--- Problem description ---
Scan the material below for the string "lksscope", and copy every line where it shows up.

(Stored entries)
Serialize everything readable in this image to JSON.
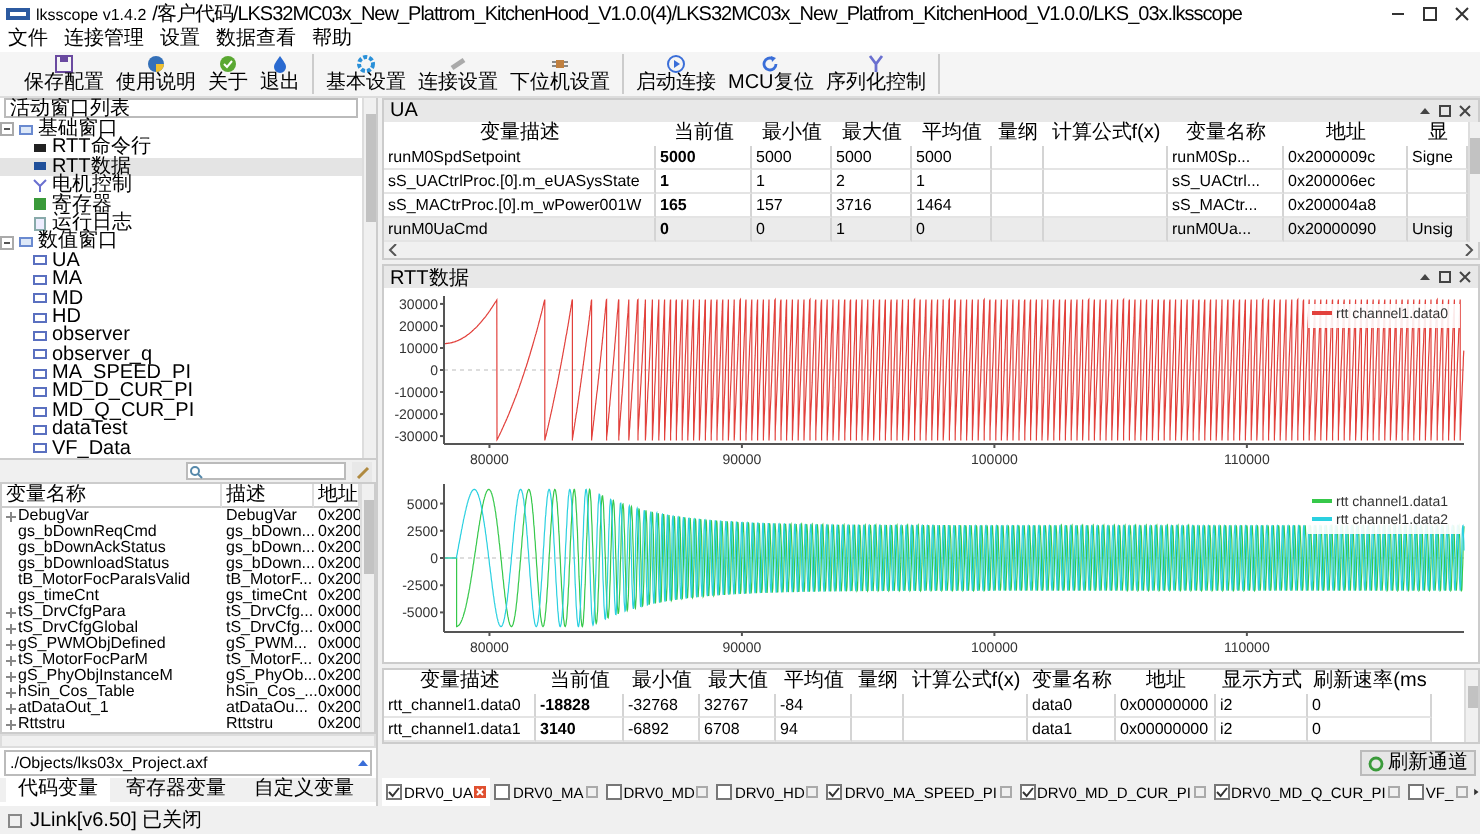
{
  "window": {
    "app_name": "lksscope v1.4.2",
    "path": "/客户代码/LKS32MC03x_New_Plattrom_KitchenHood_V1.0.0(4)/LKS32MC03x_New_Platfrom_KitchenHood_V1.0.0/LKS_03x.lksscope"
  },
  "menu": [
    "文件",
    "连接管理",
    "设置",
    "数据查看",
    "帮助"
  ],
  "toolbar": [
    [
      {
        "label": "保存配置",
        "kind": "save"
      },
      {
        "label": "使用说明",
        "kind": "ball"
      },
      {
        "label": "关于",
        "kind": "check"
      },
      {
        "label": "退出",
        "kind": "drop"
      }
    ],
    [
      {
        "label": "基本设置",
        "kind": "gear"
      },
      {
        "label": "连接设置",
        "kind": "link"
      },
      {
        "label": "下位机设置",
        "kind": "chip"
      }
    ],
    [
      {
        "label": "启动连接",
        "kind": "play"
      },
      {
        "label": "MCU复位",
        "kind": "refresh"
      },
      {
        "label": "序列化控制",
        "kind": "fork"
      }
    ]
  ],
  "tree": {
    "title": "活动窗口列表",
    "items": [
      {
        "label": "基础窗口",
        "expanded": true,
        "selected": false,
        "children": [
          {
            "label": "RTT命令行",
            "kind": "terminal",
            "selected": false
          },
          {
            "label": "RTT数据",
            "kind": "data",
            "selected": true
          },
          {
            "label": "电机控制",
            "kind": "motor",
            "selected": false
          },
          {
            "label": "寄存器",
            "kind": "register",
            "selected": false
          },
          {
            "label": "运行日志",
            "kind": "log",
            "selected": false
          }
        ]
      },
      {
        "label": "数值窗口",
        "expanded": true,
        "selected": false,
        "children": [
          {
            "label": "UA",
            "kind": "window",
            "selected": false
          },
          {
            "label": "MA",
            "kind": "window",
            "selected": false
          },
          {
            "label": "MD",
            "kind": "window",
            "selected": false
          },
          {
            "label": "HD",
            "kind": "window",
            "selected": false
          },
          {
            "label": "observer",
            "kind": "window",
            "selected": false
          },
          {
            "label": "observer_q",
            "kind": "window",
            "selected": false
          },
          {
            "label": "MA_SPEED_PI",
            "kind": "window",
            "selected": false
          },
          {
            "label": "MD_D_CUR_PI",
            "kind": "window",
            "selected": false
          },
          {
            "label": "MD_Q_CUR_PI",
            "kind": "window",
            "selected": false
          },
          {
            "label": "dataTest",
            "kind": "window",
            "selected": false
          },
          {
            "label": "VF_Data",
            "kind": "window",
            "selected": false
          }
        ]
      }
    ]
  },
  "variables": {
    "columns": [
      "变量名称",
      "描述",
      "地址"
    ],
    "rows": [
      {
        "name": "DebugVar",
        "has_children": true,
        "description": "DebugVar",
        "address": "0x200"
      },
      {
        "name": "gs_bDownReqCmd",
        "has_children": false,
        "description": "gs_bDown...",
        "address": "0x200"
      },
      {
        "name": "gs_bDownAckStatus",
        "has_children": false,
        "description": "gs_bDown...",
        "address": "0x200"
      },
      {
        "name": "gs_bDownloadStatus",
        "has_children": false,
        "description": "gs_bDown...",
        "address": "0x200"
      },
      {
        "name": "tB_MotorFocParaIsValid",
        "has_children": false,
        "description": "tB_MotorF...",
        "address": "0x200"
      },
      {
        "name": "gs_timeCnt",
        "has_children": false,
        "description": "gs_timeCnt",
        "address": "0x200"
      },
      {
        "name": "tS_DrvCfgPara",
        "has_children": true,
        "description": "tS_DrvCfg...",
        "address": "0x000"
      },
      {
        "name": "tS_DrvCfgGlobal",
        "has_children": true,
        "description": "tS_DrvCfg...",
        "address": "0x000"
      },
      {
        "name": "gS_PWMObjDefined",
        "has_children": true,
        "description": "gS_PWM...",
        "address": "0x000"
      },
      {
        "name": "tS_MotorFocParM",
        "has_children": true,
        "description": "tS_MotorF...",
        "address": "0x200"
      },
      {
        "name": "gS_PhyObjInstanceM",
        "has_children": true,
        "description": "gS_PhyOb...",
        "address": "0x200"
      },
      {
        "name": "hSin_Cos_Table",
        "has_children": true,
        "description": "hSin_Cos_...",
        "address": "0x000"
      },
      {
        "name": "atDataOut_1",
        "has_children": true,
        "description": "atDataOu...",
        "address": "0x200"
      },
      {
        "name": "Rttstru",
        "has_children": true,
        "description": "Rttstru",
        "address": "0x200"
      }
    ]
  },
  "file_path": "./Objects/lks03x_Project.axf",
  "variable_tabs": [
    {
      "label": "代码变量",
      "selected": true
    },
    {
      "label": "寄存器变量",
      "selected": false
    },
    {
      "label": "自定义变量",
      "selected": false
    }
  ],
  "status": "JLink[v6.50] 已关闭",
  "ua_panel": {
    "title": "UA",
    "columns": [
      "变量描述",
      "当前值",
      "最小值",
      "最大值",
      "平均值",
      "量纲",
      "计算公式f(x)",
      "变量名称",
      "地址",
      "显"
    ],
    "rows": [
      {
        "description": "runM0SpdSetpoint",
        "current": "5000",
        "min": "5000",
        "max": "5000",
        "average": "5000",
        "var_name": "runM0Sp...",
        "address": "0x2000009c",
        "display": "Signe",
        "selected": false
      },
      {
        "description": "sS_UACtrlProc.[0].m_eUASysState",
        "current": "1",
        "min": "1",
        "max": "2",
        "average": "1",
        "var_name": "sS_UACtrl...",
        "address": "0x200006ec",
        "selected": false
      },
      {
        "description": "sS_MACtrProc.[0].m_wPower001W",
        "current": "165",
        "min": "157",
        "max": "3716",
        "average": "1464",
        "var_name": "sS_MACtr...",
        "address": "0x200004a8",
        "selected": false
      },
      {
        "description": "runM0UaCmd",
        "current": "0",
        "min": "0",
        "max": "1",
        "average": "0",
        "var_name": "runM0Ua...",
        "address": "0x20000090",
        "display": "Unsig",
        "selected": true
      }
    ]
  },
  "rtt_panel": {
    "title": "RTT数据",
    "charts": [
      {
        "kind": "sawtooth",
        "y_ticks": [
          "30000",
          "20000",
          "10000",
          "0",
          "-10000",
          "-20000",
          "-30000"
        ],
        "x_ticks": [
          "80000",
          "90000",
          "100000",
          "110000"
        ],
        "legend": [
          {
            "label": "rtt channel1.data0",
            "color": "#e2413c"
          }
        ]
      },
      {
        "kind": "chirp",
        "y_ticks": [
          "5000",
          "2500",
          "0",
          "-2500",
          "-5000"
        ],
        "x_ticks": [
          "80000",
          "90000",
          "100000",
          "110000"
        ],
        "legend": [
          {
            "label": "rtt channel1.data1",
            "color": "#36c84a"
          },
          {
            "label": "rtt channel1.data2",
            "color": "#2ad0e0"
          }
        ]
      }
    ]
  },
  "channel_table": {
    "columns": [
      "变量描述",
      "当前值",
      "最小值",
      "最大值",
      "平均值",
      "量纲",
      "计算公式f(x)",
      "变量名称",
      "地址",
      "显示方式",
      "刷新速率(ms"
    ],
    "rows": [
      {
        "description": "rtt_channel1.data0",
        "current": "-18828",
        "min": "-32768",
        "max": "32767",
        "average": "-84",
        "var_name": "data0",
        "address": "0x00000000",
        "display": "i2",
        "rate": "0",
        "selected": false
      },
      {
        "description": "rtt_channel1.data1",
        "current": "3140",
        "min": "-6892",
        "max": "6708",
        "average": "94",
        "var_name": "data1",
        "address": "0x00000000",
        "display": "i2",
        "rate": "0",
        "selected": false
      }
    ]
  },
  "refresh_button": "刷新通道",
  "window_tabs": [
    {
      "label": "DRV0_UA",
      "checked": true,
      "selected": true
    },
    {
      "label": "DRV0_MA",
      "checked": false,
      "selected": false
    },
    {
      "label": "DRV0_MD",
      "checked": false,
      "selected": false
    },
    {
      "label": "DRV0_HD",
      "checked": false,
      "selected": false
    },
    {
      "label": "DRV0_MA_SPEED_PI",
      "checked": true,
      "selected": false
    },
    {
      "label": "DRV0_MD_D_CUR_PI",
      "checked": true,
      "selected": false
    },
    {
      "label": "DRV0_MD_Q_CUR_PI",
      "checked": true,
      "selected": false
    },
    {
      "label": "VF_",
      "checked": false,
      "selected": false
    }
  ]
}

--- The reply ---
    "app_name": "lksscope v1.4.2",
    "path": "/客户代码/LKS32MC03x_New_Plattrom_KitchenHood_V1.0.0(4)/LKS32MC03x_New_Platfrom_KitchenHood_V1.0.0/LKS_03x.lksscope"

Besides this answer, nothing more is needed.